▸ Exercise
Please print all of the material below, word for word.

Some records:
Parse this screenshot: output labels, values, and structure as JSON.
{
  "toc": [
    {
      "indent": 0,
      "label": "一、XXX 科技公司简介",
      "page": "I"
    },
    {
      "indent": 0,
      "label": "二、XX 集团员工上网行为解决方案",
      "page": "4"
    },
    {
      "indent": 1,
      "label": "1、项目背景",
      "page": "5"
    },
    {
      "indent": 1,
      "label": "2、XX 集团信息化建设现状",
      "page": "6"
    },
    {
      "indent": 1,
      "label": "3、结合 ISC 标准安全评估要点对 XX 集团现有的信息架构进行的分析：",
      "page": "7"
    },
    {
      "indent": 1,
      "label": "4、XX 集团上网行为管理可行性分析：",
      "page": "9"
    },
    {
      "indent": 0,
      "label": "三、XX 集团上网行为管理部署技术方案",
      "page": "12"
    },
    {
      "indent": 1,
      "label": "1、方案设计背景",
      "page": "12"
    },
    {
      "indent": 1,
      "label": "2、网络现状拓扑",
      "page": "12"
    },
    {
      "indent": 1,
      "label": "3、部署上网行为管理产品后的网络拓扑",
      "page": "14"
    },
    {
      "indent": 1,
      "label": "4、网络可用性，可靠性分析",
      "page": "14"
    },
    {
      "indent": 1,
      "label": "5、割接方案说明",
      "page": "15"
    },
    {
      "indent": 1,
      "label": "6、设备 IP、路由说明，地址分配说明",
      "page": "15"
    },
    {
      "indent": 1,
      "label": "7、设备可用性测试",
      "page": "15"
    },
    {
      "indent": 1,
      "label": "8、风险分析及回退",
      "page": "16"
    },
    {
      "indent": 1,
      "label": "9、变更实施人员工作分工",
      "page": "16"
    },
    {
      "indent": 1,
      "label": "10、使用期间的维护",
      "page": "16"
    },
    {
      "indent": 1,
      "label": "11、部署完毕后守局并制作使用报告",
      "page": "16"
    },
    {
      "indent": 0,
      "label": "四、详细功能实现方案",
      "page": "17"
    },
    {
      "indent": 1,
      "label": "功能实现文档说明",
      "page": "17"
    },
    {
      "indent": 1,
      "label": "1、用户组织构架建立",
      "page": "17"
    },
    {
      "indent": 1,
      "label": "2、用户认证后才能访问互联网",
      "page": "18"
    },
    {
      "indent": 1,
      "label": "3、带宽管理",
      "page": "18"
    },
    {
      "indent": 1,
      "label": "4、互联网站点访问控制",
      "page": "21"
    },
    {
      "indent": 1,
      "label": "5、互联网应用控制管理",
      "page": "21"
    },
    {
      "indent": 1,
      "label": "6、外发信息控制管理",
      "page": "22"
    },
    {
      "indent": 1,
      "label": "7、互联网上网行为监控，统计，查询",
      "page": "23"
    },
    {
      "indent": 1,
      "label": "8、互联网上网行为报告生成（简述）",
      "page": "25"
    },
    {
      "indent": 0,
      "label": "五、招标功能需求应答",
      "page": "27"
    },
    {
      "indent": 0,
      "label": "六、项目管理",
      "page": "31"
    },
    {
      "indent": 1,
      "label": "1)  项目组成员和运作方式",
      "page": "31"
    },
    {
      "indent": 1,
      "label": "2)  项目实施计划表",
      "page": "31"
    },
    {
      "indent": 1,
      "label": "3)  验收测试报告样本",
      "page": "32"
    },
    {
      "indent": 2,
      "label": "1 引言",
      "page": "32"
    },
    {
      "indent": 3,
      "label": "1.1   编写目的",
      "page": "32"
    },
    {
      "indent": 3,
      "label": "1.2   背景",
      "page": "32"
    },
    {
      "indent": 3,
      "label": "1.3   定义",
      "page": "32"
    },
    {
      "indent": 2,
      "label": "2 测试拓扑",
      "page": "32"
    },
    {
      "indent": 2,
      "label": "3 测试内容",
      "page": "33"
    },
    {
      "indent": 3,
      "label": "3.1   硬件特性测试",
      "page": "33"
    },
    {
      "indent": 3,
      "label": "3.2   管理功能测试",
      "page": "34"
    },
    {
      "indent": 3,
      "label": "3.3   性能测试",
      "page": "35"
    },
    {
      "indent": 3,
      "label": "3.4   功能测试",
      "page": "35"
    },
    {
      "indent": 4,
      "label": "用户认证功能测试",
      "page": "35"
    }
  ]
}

▸ The output
Parse this screenshot: output labels, values, and structure as JSON.
{
  "toc": [
    {
      "indent": 0,
      "label": "一、XXX 科技公司简介",
      "page": "I"
    },
    {
      "indent": 0,
      "label": "二、XX 集团员工上网行为解决方案",
      "page": "4"
    },
    {
      "indent": 1,
      "label": "1、项目背景",
      "page": "5"
    },
    {
      "indent": 1,
      "label": "2、XX 集团信息化建设现状",
      "page": "6"
    },
    {
      "indent": 1,
      "label": "3、结合 ISC 标准安全评估要点对 XX 集团现有的信息架构进行的分析：",
      "page": "7"
    },
    {
      "indent": 1,
      "label": "4、XX 集团上网行为管理可行性分析：",
      "page": "9"
    },
    {
      "indent": 0,
      "label": "三、XX 集团上网行为管理部署技术方案",
      "page": "12"
    },
    {
      "indent": 1,
      "label": "1、方案设计背景",
      "page": "12"
    },
    {
      "indent": 1,
      "label": "2、网络现状拓扑",
      "page": "12"
    },
    {
      "indent": 1,
      "label": "3、部署上网行为管理产品后的网络拓扑",
      "page": "14"
    },
    {
      "indent": 1,
      "label": "4、网络可用性，可靠性分析",
      "page": "14"
    },
    {
      "indent": 1,
      "label": "5、割接方案说明",
      "page": "15"
    },
    {
      "indent": 1,
      "label": "6、设备 IP、路由说明，地址分配说明",
      "page": "15"
    },
    {
      "indent": 1,
      "label": "7、设备可用性测试",
      "page": "15"
    },
    {
      "indent": 1,
      "label": "8、风险分析及回退",
      "page": "16"
    },
    {
      "indent": 1,
      "label": "9、变更实施人员工作分工",
      "page": "16"
    },
    {
      "indent": 1,
      "label": "10、使用期间的维护",
      "page": "16"
    },
    {
      "indent": 1,
      "label": "11、部署完毕后守局并制作使用报告",
      "page": "16"
    },
    {
      "indent": 0,
      "label": "四、详细功能实现方案",
      "page": "17"
    },
    {
      "indent": 1,
      "label": "功能实现文档说明",
      "page": "17"
    },
    {
      "indent": 1,
      "label": "1、用户组织构架建立",
      "page": "17"
    },
    {
      "indent": 1,
      "label": "2、用户认证后才能访问互联网",
      "page": "18"
    },
    {
      "indent": 1,
      "label": "3、带宽管理",
      "page": "18"
    },
    {
      "indent": 1,
      "label": "4、互联网站点访问控制",
      "page": "21"
    },
    {
      "indent": 1,
      "label": "5、互联网应用控制管理",
      "page": "21"
    },
    {
      "indent": 1,
      "label": "6、外发信息控制管理",
      "page": "22"
    },
    {
      "indent": 1,
      "label": "7、互联网上网行为监控，统计，查询",
      "page": "23"
    },
    {
      "indent": 1,
      "label": "8、互联网上网行为报告生成（简述）",
      "page": "25"
    },
    {
      "indent": 0,
      "label": "五、招标功能需求应答",
      "page": "27"
    },
    {
      "indent": 0,
      "label": "六、项目管理",
      "page": "31"
    },
    {
      "indent": 1,
      "label": "1)  项目组成员和运作方式",
      "page": "31"
    },
    {
      "indent": 1,
      "label": "2)  项目实施计划表",
      "page": "31"
    },
    {
      "indent": 1,
      "label": "3)  验收测试报告样本",
      "page": "32"
    },
    {
      "indent": 2,
      "label": "1 引言",
      "page": "32"
    },
    {
      "indent": 3,
      "label": "1.1   编写目的",
      "page": "32"
    },
    {
      "indent": 3,
      "label": "1.2   背景",
      "page": "32"
    },
    {
      "indent": 3,
      "label": "1.3   定义",
      "page": "32"
    },
    {
      "indent": 2,
      "label": "2 测试拓扑",
      "page": "32"
    },
    {
      "indent": 2,
      "label": "3 测试内容",
      "page": "33"
    },
    {
      "indent": 3,
      "label": "3.1   硬件特性测试",
      "page": "33"
    },
    {
      "indent": 3,
      "label": "3.2   管理功能测试",
      "page": "34"
    },
    {
      "indent": 3,
      "label": "3.3   性能测试",
      "page": "35"
    },
    {
      "indent": 3,
      "label": "3.4   功能测试",
      "page": "35"
    },
    {
      "indent": 4,
      "label": "用户认证功能测试",
      "page": "35"
    }
  ]
}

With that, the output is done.